(Stored data entries)
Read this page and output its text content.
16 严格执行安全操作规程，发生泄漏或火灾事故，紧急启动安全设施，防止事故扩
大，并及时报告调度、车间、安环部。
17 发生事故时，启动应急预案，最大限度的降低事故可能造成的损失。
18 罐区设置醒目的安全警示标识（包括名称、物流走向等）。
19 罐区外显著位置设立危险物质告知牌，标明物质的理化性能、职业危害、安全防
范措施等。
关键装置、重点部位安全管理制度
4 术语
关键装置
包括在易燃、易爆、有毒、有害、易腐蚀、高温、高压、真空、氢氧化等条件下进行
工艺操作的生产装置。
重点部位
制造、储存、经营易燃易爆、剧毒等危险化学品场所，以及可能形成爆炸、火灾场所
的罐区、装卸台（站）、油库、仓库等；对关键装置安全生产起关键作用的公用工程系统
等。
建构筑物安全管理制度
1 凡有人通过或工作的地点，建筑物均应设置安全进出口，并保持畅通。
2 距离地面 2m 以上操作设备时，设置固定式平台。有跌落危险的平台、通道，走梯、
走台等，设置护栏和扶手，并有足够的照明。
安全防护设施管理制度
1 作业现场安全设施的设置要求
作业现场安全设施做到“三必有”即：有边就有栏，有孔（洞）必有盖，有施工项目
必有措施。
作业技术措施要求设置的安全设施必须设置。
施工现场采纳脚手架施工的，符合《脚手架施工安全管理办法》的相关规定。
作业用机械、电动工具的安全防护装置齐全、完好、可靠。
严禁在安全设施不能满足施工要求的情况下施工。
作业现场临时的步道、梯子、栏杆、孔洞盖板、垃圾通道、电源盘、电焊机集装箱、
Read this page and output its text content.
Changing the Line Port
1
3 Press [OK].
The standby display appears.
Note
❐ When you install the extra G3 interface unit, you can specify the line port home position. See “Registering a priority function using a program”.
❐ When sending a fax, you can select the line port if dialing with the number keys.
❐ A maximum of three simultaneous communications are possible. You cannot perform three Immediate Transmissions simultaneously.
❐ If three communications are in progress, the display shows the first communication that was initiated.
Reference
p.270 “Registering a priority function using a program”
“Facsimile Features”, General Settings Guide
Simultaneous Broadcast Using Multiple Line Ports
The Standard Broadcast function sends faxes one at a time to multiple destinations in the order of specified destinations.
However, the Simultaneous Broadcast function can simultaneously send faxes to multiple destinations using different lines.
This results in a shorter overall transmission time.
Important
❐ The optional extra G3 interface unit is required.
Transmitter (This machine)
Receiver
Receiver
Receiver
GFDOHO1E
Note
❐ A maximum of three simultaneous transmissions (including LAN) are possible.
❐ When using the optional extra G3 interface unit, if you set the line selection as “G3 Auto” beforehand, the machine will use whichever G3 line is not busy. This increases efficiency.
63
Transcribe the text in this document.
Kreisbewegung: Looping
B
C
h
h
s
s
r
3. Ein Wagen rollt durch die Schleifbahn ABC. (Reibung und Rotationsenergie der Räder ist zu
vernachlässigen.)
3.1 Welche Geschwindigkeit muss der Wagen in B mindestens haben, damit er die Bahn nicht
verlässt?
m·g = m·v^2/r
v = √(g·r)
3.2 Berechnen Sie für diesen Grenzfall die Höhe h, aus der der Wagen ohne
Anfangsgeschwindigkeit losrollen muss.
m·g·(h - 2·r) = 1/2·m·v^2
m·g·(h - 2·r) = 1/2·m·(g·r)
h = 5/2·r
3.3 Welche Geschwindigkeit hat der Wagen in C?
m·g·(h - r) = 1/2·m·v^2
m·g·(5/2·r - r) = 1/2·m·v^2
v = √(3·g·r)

Task brief
Write the material out exactly, with nothing left out.

Final result
Read this page and output its text content.
16 严格执行安全操作规程，发生泄漏或火灾事故，紧急启动安全设施，防止事故扩
大，并及时报告调度、车间、安环部。
17 发生事故时，启动应急预案，最大限度的降低事故可能造成的损失。
18 罐区设置醒目的安全警示标识（包括名称、物流走向等）。
19 罐区外显著位置设立危险物质告知牌，标明物质的理化性能、职业危害、安全防
范措施等。
关键装置、重点部位安全管理制度
4 术语
关键装置
包括在易燃、易爆、有毒、有害、易腐蚀、高温、高压、真空、氢氧化等条件下进行
工艺操作的生产装置。
重点部位
制造、储存、经营易燃易爆、剧毒等危险化学品场所，以及可能形成爆炸、火灾场所
的罐区、装卸台（站）、油库、仓库等；对关键装置安全生产起关键作用的公用工程系统
等。
建构筑物安全管理制度
1 凡有人通过或工作的地点，建筑物均应设置安全进出口，并保持畅通。
2 距离地面 2m 以上操作设备时，设置固定式平台。有跌落危险的平台、通道，走梯、
走台等，设置护栏和扶手，并有足够的照明。
安全防护设施管理制度
1 作业现场安全设施的设置要求
作业现场安全设施做到“三必有”即：有边就有栏，有孔（洞）必有盖，有施工项目
必有措施。
作业技术措施要求设置的安全设施必须设置。
施工现场采纳脚手架施工的，符合《脚手架施工安全管理办法》的相关规定。
作业用机械、电动工具的安全防护装置齐全、完好、可靠。
严禁在安全设施不能满足施工要求的情况下施工。
作业现场临时的步道、梯子、栏杆、孔洞盖板、垃圾通道、电源盘、电焊机集装箱、
Read this page and output its text content.
Changing the Line Port
1
3 Press [OK].
The standby display appears.
Note
❐ When you install the extra G3 interface unit, you can specify the line port home position. See “Registering a priority function using a program”.
❐ When sending a fax, you can select the line port if dialing with the number keys.
❐ A maximum of three simultaneous communications are possible. You cannot perform three Immediate Transmissions simultaneously.
❐ If three communications are in progress, the display shows the first communication that was initiated.
Reference
p.270 “Registering a priority function using a program”
“Facsimile Features”, General Settings Guide
Simultaneous Broadcast Using Multiple Line Ports
The Standard Broadcast function sends faxes one at a time to multiple destinations in the order of specified destinations.
However, the Simultaneous Broadcast function can simultaneously send faxes to multiple destinations using different lines.
This results in a shorter overall transmission time.
Important
❐ The optional extra G3 interface unit is required.
Transmitter (This machine)
Receiver
Receiver
Receiver
GFDOHO1E
Note
❐ A maximum of three simultaneous transmissions (including LAN) are possible.
❐ When using the optional extra G3 interface unit, if you set the line selection as “G3 Auto” beforehand, the machine will use whichever G3 line is not busy. This increases efficiency.
63
Transcribe the text in this document.
Kreisbewegung: Looping
B
C
h
h
s
s
r
3. Ein Wagen rollt durch die Schleifbahn ABC. (Reibung und Rotationsenergie der Räder ist zu
vernachlässigen.)
3.1 Welche Geschwindigkeit muss der Wagen in B mindestens haben, damit er die Bahn nicht
verlässt?
m·g = m·v^2/r
v = √(g·r)
3.2 Berechnen Sie für diesen Grenzfall die Höhe h, aus der der Wagen ohne
Anfangsgeschwindigkeit losrollen muss.
m·g·(h - 2·r) = 1/2·m·v^2
m·g·(h - 2·r) = 1/2·m·(g·r)
h = 5/2·r
3.3 Welche Geschwindigkeit hat der Wagen in C?
m·g·(h - r) = 1/2·m·v^2
m·g·(5/2·r - r) = 1/2·m·v^2
v = √(3·g·r)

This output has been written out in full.